* [What needs to be done] Identify the lines holding "name" and copy them.

* [Supplied records]
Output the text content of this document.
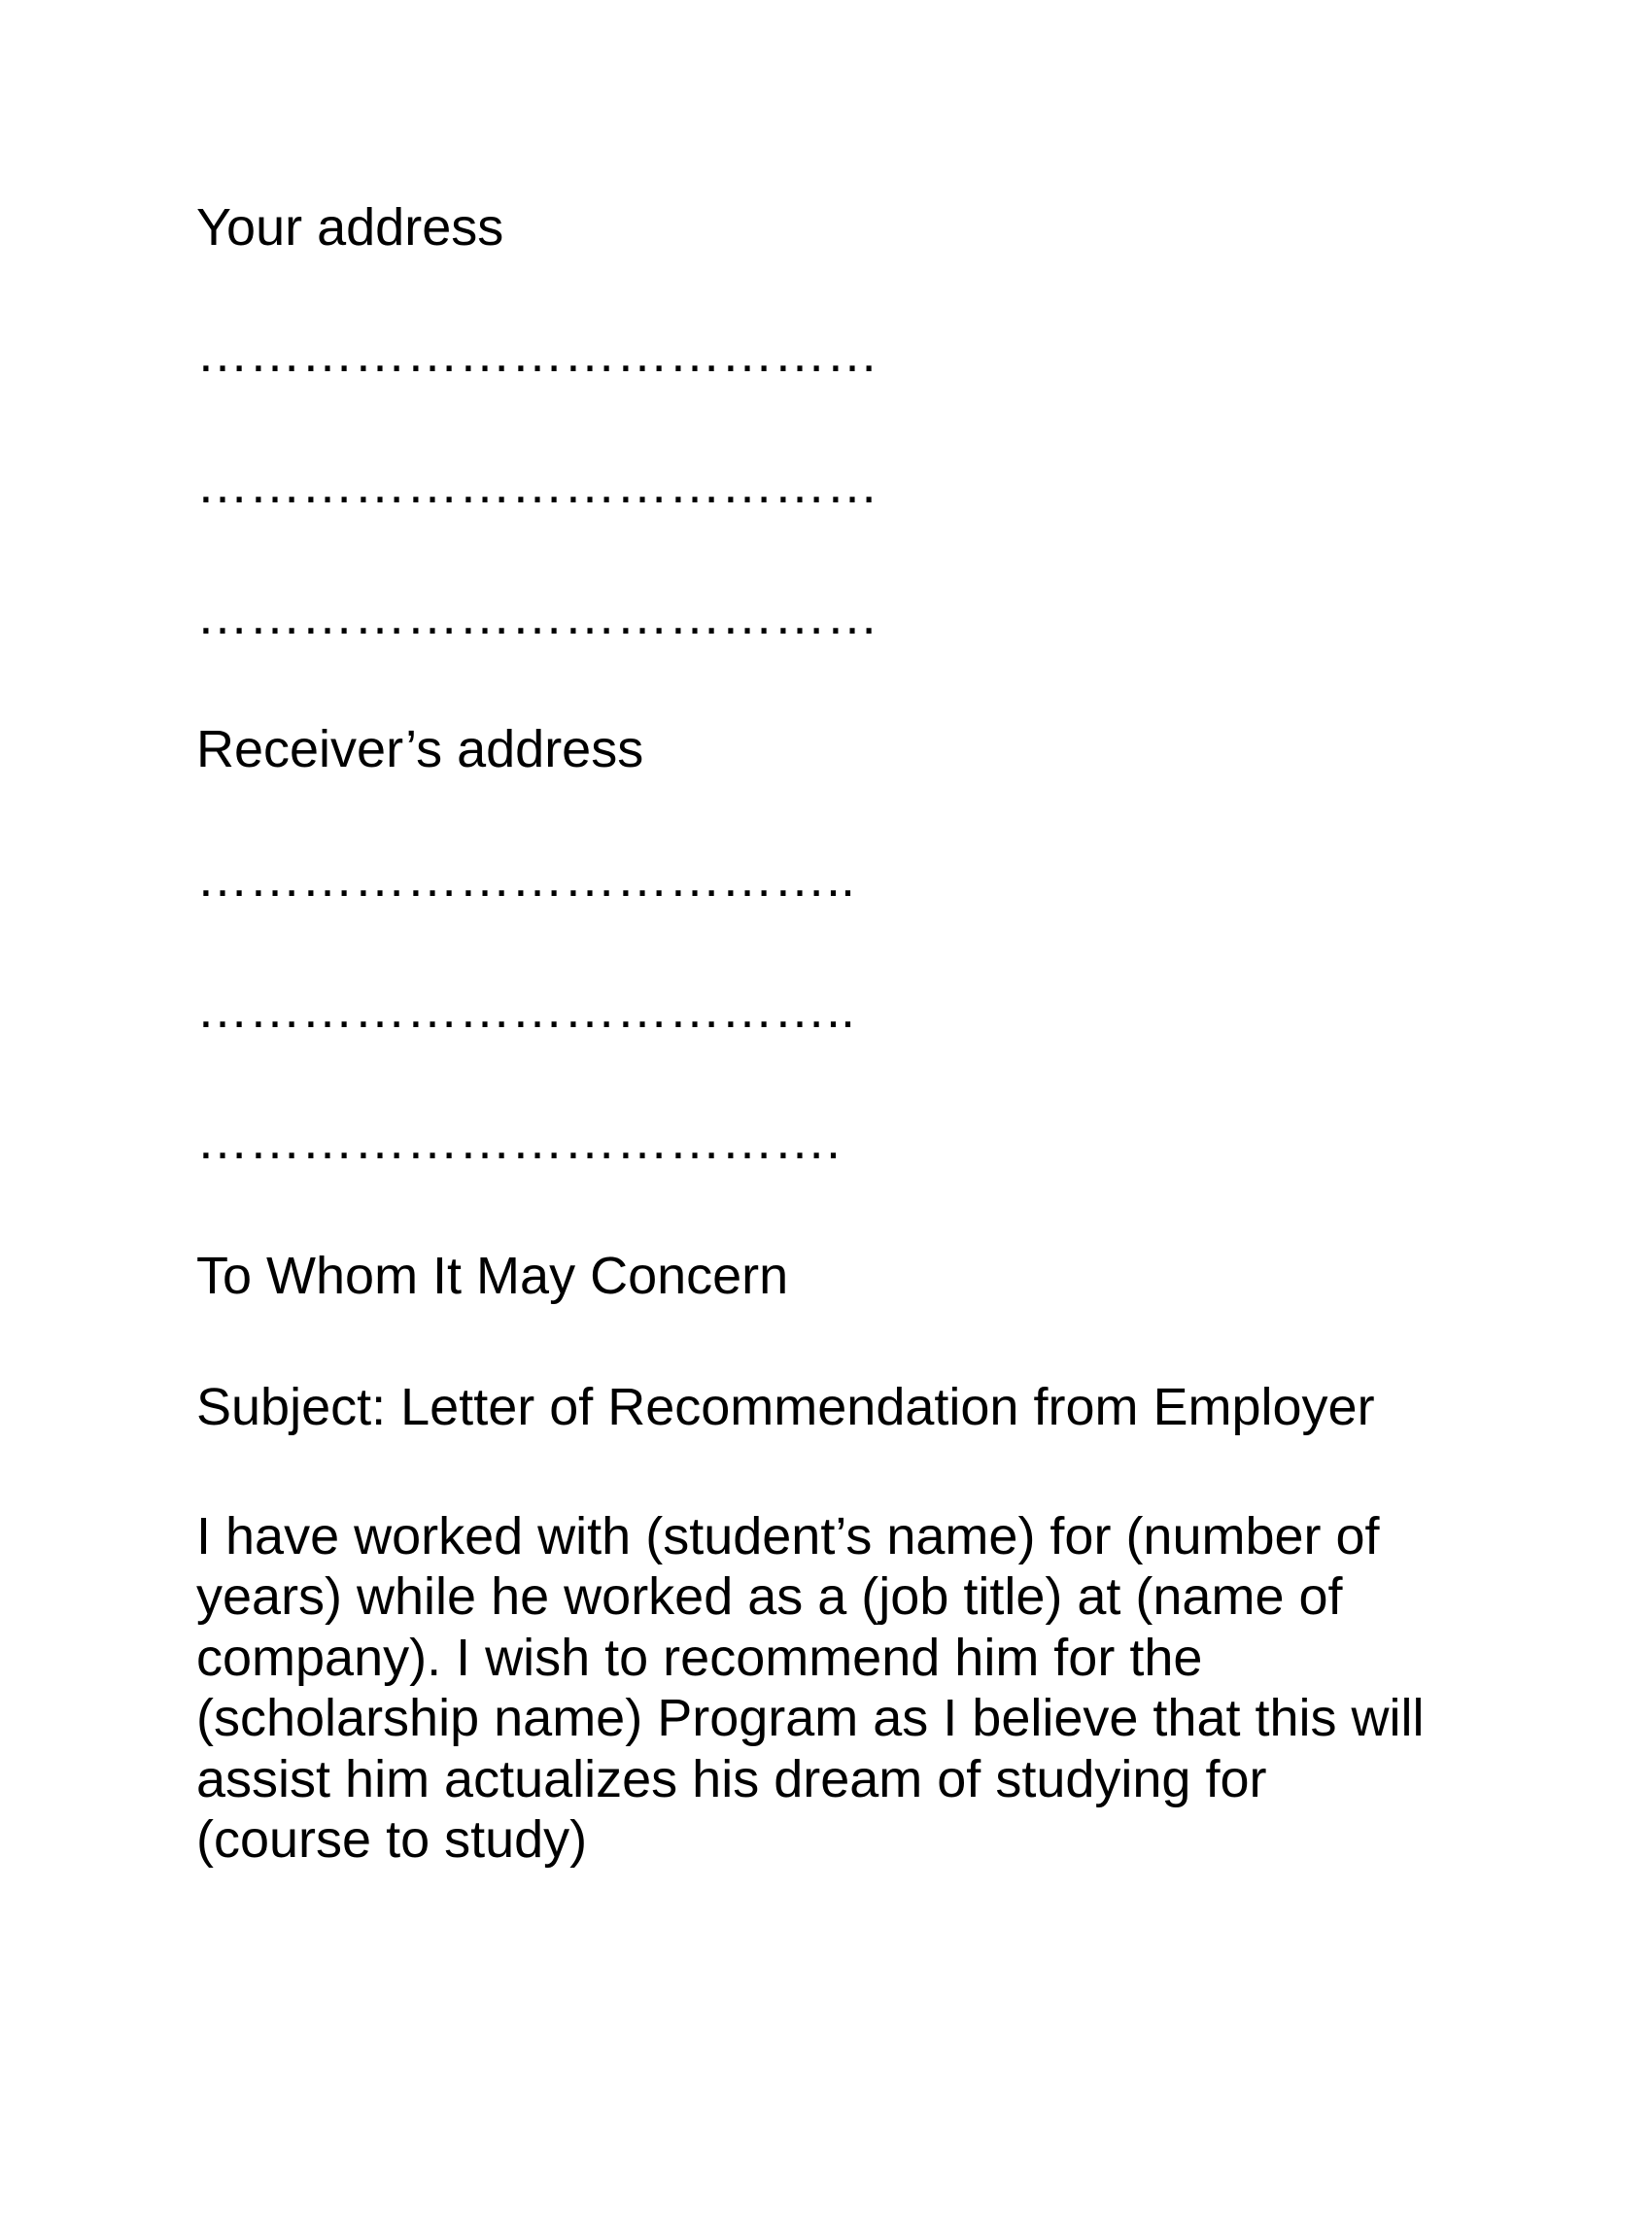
Your address

…………………………………

…………………………………

…………………………………

Receiver’s address

………………………………..

………………………………..

……………………………….

To Whom It May Concern

Subject: Letter of Recommendation from Employer

I have worked with (student’s name) for (number of
years) while he worked as a (job title) at (name of
company). I wish to recommend him for the
(scholarship name) Program as I believe that this will
assist him actualizes his dream of studying for
(course to study)
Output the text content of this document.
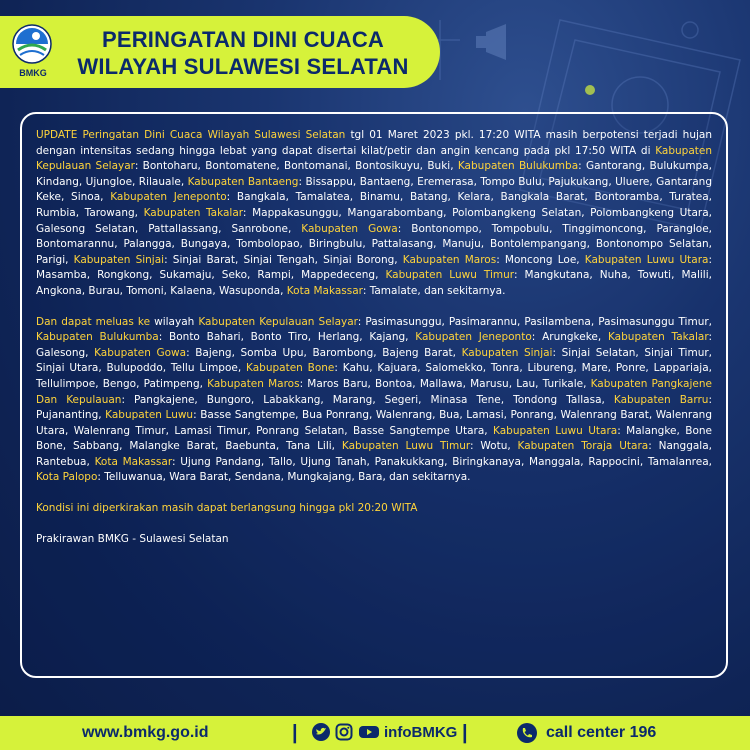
BMKG
PERINGATAN DINI CUACA
WILAYAH SULAWESI SELATAN

UPDATE Peringatan Dini Cuaca Wilayah Sulawesi Selatan tgl 01 Maret 2023 pkl. 17:20 WITA masih berpotensi terjadi hujan dengan intensitas sedang hingga lebat yang dapat disertai kilat/petir dan angin kencang pada pkl 17:50 WITA di Kabupaten Kepulauan Selayar: Bontoharu, Bontomatene, Bontomanai, Bontosikuyu, Buki, Kabupaten Bulukumba: Gantorang, Bulukumpa, Kindang, Ujungloe, Rilauale, Kabupaten Bantaeng: Bissappu, Bantaeng, Eremerasa, Tompo Bulu, Pajukukang, Uluere, Gantarang Keke, Sinoa, Kabupaten Jeneponto: Bangkala, Tamalatea, Binamu, Batang, Kelara, Bangkala Barat, Bontoramba, Turatea, Rumbia, Tarowang, Kabupaten Takalar: Mappakasunggu, Mangarabombang, Polombangkeng Selatan, Polombangkeng Utara, Galesong Selatan, Pattallassang, Sanrobone, Kabupaten Gowa: Bontonompo, Tompobulu, Tinggimoncong, Parangloe, Bontomarannu, Palangga, Bungaya, Tombolopao, Biringbulu, Pattalasang, Manuju, Bontolempangang, Bontonompo Selatan, Parigi, Kabupaten Sinjai: Sinjai Barat, Sinjai Tengah, Sinjai Borong, Kabupaten Maros: Moncong Loe, Kabupaten Luwu Utara: Masamba, Rongkong, Sukamaju, Seko, Rampi, Mappedeceng, Kabupaten Luwu Timur: Mangkutana, Nuha, Towuti, Malili, Angkona, Burau, Tomoni, Kalaena, Wasuponda, Kota Makassar: Tamalate, dan sekitarnya.

Dan dapat meluas ke wilayah Kabupaten Kepulauan Selayar: Pasimasunggu, Pasimarannu, Pasilambena, Pasimasunggu Timur, Kabupaten Bulukumba: Bonto Bahari, Bonto Tiro, Herlang, Kajang, Kabupaten Jeneponto: Arungkeke, Kabupaten Takalar: Galesong, Kabupaten Gowa: Bajeng, Somba Upu, Barombong, Bajeng Barat, Kabupaten Sinjai: Sinjai Selatan, Sinjai Timur, Sinjai Utara, Bulupoddo, Tellu Limpoe, Kabupaten Bone: Kahu, Kajuara, Salomekko, Tonra, Libureng, Mare, Ponre, Lappariaja, Tellulimpoe, Bengo, Patimpeng, Kabupaten Maros: Maros Baru, Bontoa, Mallawa, Marusu, Lau, Turikale, Kabupaten Pangkajene Dan Kepulauan: Pangkajene, Bungoro, Labakkang, Marang, Segeri, Minasa Tene, Tondong Tallasa, Kabupaten Barru: Pujananting, Kabupaten Luwu: Basse Sangtempe, Bua Ponrang, Walenrang, Bua, Lamasi, Ponrang, Walenrang Barat, Walenrang Utara, Walenrang Timur, Lamasi Timur, Ponrang Selatan, Basse Sangtempe Utara, Kabupaten Luwu Utara: Malangke, Bone Bone, Sabbang, Malangke Barat, Baebunta, Tana Lili, Kabupaten Luwu Timur: Wotu, Kabupaten Toraja Utara: Nanggala, Rantebua, Kota Makassar: Ujung Pandang, Tallo, Ujung Tanah, Panakukkang, Biringkanaya, Manggala, Rappocini, Tamalanrea, Kota Palopo: Telluwanua, Wara Barat, Sendana, Mungkajang, Bara, dan sekitarnya.

Kondisi ini diperkirakan masih dapat berlangsung hingga pkl 20:20 WITA

Prakirawan BMKG - Sulawesi Selatan

www.bmkg.go.id	|	infoBMKG |	call center 196
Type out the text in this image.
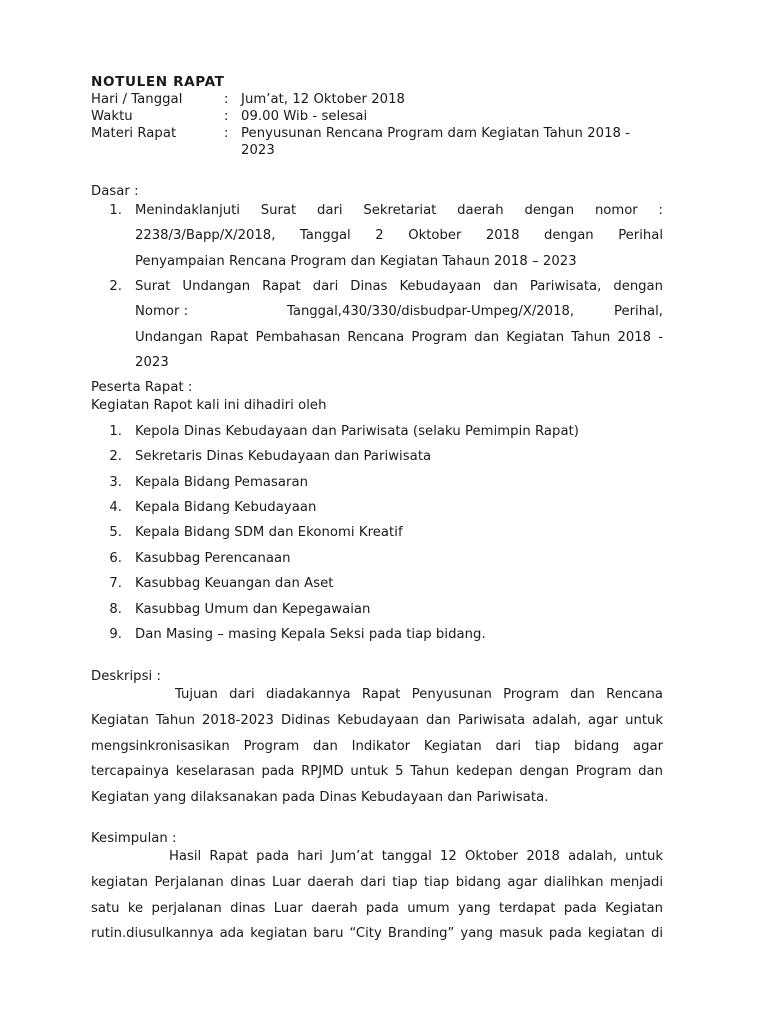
NOTULEN RAPAT
Hari / Tanggal	: Jum’at, 12 Oktober 2018
Waktu	: 09.00 Wib - selesai
Materi Rapat	: Penyusunan Rencana Program dam Kegiatan Tahun 2018 -
2023
Dasar :
1. Menindaklanjuti Surat dari Sekretariat daerah dengan nomor :
2238/3/Bapp/X/2018, Tanggal 2 Oktober 2018 dengan Perihal
Penyampaian Rencana Program dan Kegiatan Tahaun 2018 – 2023
2. Surat Undangan Rapat dari Dinas Kebudayaan dan Pariwisata, dengan
Nomor :	Tanggal,430/330/disbudpar-Umpeg/X/2018, Perihal,
Undangan Rapat Pembahasan Rencana Program dan Kegiatan Tahun 2018 -
2023
Peserta Rapat :
Kegiatan Rapot kali ini dihadiri oleh
1. Kepola Dinas Kebudayaan dan Pariwisata (selaku Pemimpin Rapat)
2. Sekretaris Dinas Kebudayaan dan Pariwisata
3. Kepala Bidang Pemasaran
4. Kepala Bidang Kebudayaan
5. Kepala Bidang SDM dan Ekonomi Kreatif
6. Kasubbag Perencanaan
7. Kasubbag Keuangan dan Aset
8. Kasubbag Umum dan Kepegawaian
9. Dan Masing – masing Kepala Seksi pada tiap bidang.
Deskripsi :
Tujuan dari diadakannya Rapat Penyusunan Program dan Rencana
Kegiatan Tahun 2018-2023 Didinas Kebudayaan dan Pariwisata adalah, agar untuk
mengsinkronisasikan Program dan Indikator Kegiatan dari tiap bidang agar
tercapainya keselarasan pada RPJMD untuk 5 Tahun kedepan dengan Program dan
Kegiatan yang dilaksanakan pada Dinas Kebudayaan dan Pariwisata.
Kesimpulan :
Hasil Rapat pada hari Jum’at tanggal 12 Oktober 2018 adalah, untuk
kegiatan Perjalanan dinas Luar daerah dari tiap tiap bidang agar dialihkan menjadi
satu ke perjalanan dinas Luar daerah pada umum yang terdapat pada Kegiatan
rutin.diusulkannya ada kegiatan baru “City Branding” yang masuk pada kegiatan di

* [Complete output]
I have worked with (student’s name) for (number of
years) while he worked as a (job title) at (name of
(scholarship name) Program as I believe that this will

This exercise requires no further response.